→ What is being asked:
Restate the records that follow word for word; no pictures should appear.

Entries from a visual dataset
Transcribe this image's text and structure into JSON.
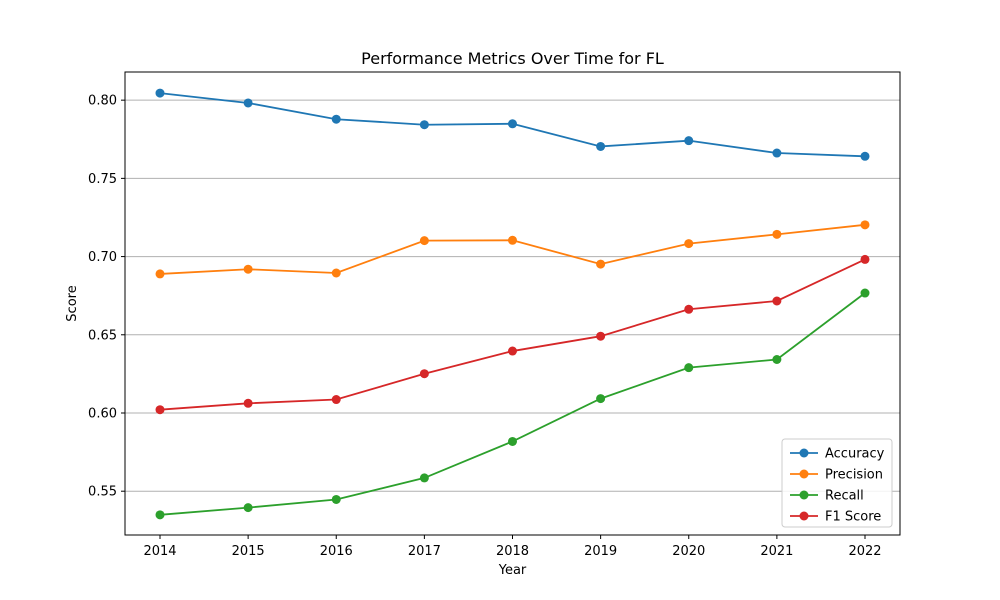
{
  "chart_data": {
    "type": "line",
    "title": "Performance Metrics Over Time for FL",
    "xlabel": "Year",
    "ylabel": "Score",
    "x": [
      "2014",
      "2015",
      "2016",
      "2017",
      "2018",
      "2019",
      "2020",
      "2021",
      "2022"
    ],
    "y_ticks": [
      "0.55",
      "0.60",
      "0.65",
      "0.70",
      "0.75",
      "0.80"
    ],
    "ylim": [
      0.522,
      0.818
    ],
    "grid": "horizontal",
    "legend_position": "lower-right",
    "series": [
      {
        "name": "Accuracy",
        "color": "#1f77b4",
        "values": [
          0.8045,
          0.7982,
          0.7878,
          0.7843,
          0.7849,
          0.7704,
          0.7741,
          0.7662,
          0.7641
        ]
      },
      {
        "name": "Precision",
        "color": "#ff7f0e",
        "values": [
          0.6889,
          0.6919,
          0.6895,
          0.7102,
          0.7104,
          0.6952,
          0.7083,
          0.7142,
          0.7203
        ]
      },
      {
        "name": "Recall",
        "color": "#2ca02c",
        "values": [
          0.5349,
          0.5395,
          0.5447,
          0.5585,
          0.5818,
          0.6092,
          0.629,
          0.6342,
          0.6767
        ]
      },
      {
        "name": "F1 Score",
        "color": "#d62728",
        "values": [
          0.6021,
          0.6062,
          0.6086,
          0.6251,
          0.6396,
          0.6491,
          0.6663,
          0.6716,
          0.6982
        ]
      }
    ]
  }
}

→ Result of this task:
Transcribe this image's text and structure into JSON.
{
  "chart_data": {
    "type": "line",
    "title": "Performance Metrics Over Time for FL",
    "xlabel": "Year",
    "ylabel": "Score",
    "x": [
      "2014",
      "2015",
      "2016",
      "2017",
      "2018",
      "2019",
      "2020",
      "2021",
      "2022"
    ],
    "y_ticks": [
      "0.55",
      "0.60",
      "0.65",
      "0.70",
      "0.75",
      "0.80"
    ],
    "ylim": [
      0.522,
      0.818
    ],
    "grid": "horizontal",
    "legend_position": "lower-right",
    "series": [
      {
        "name": "Accuracy",
        "color": "#1f77b4",
        "values": [
          0.8045,
          0.7982,
          0.7878,
          0.7843,
          0.7849,
          0.7704,
          0.7741,
          0.7662,
          0.7641
        ]
      },
      {
        "name": "Precision",
        "color": "#ff7f0e",
        "values": [
          0.6889,
          0.6919,
          0.6895,
          0.7102,
          0.7104,
          0.6952,
          0.7083,
          0.7142,
          0.7203
        ]
      },
      {
        "name": "Recall",
        "color": "#2ca02c",
        "values": [
          0.5349,
          0.5395,
          0.5447,
          0.5585,
          0.5818,
          0.6092,
          0.629,
          0.6342,
          0.6767
        ]
      },
      {
        "name": "F1 Score",
        "color": "#d62728",
        "values": [
          0.6021,
          0.6062,
          0.6086,
          0.6251,
          0.6396,
          0.6491,
          0.6663,
          0.6716,
          0.6982
        ]
      }
    ]
  }
}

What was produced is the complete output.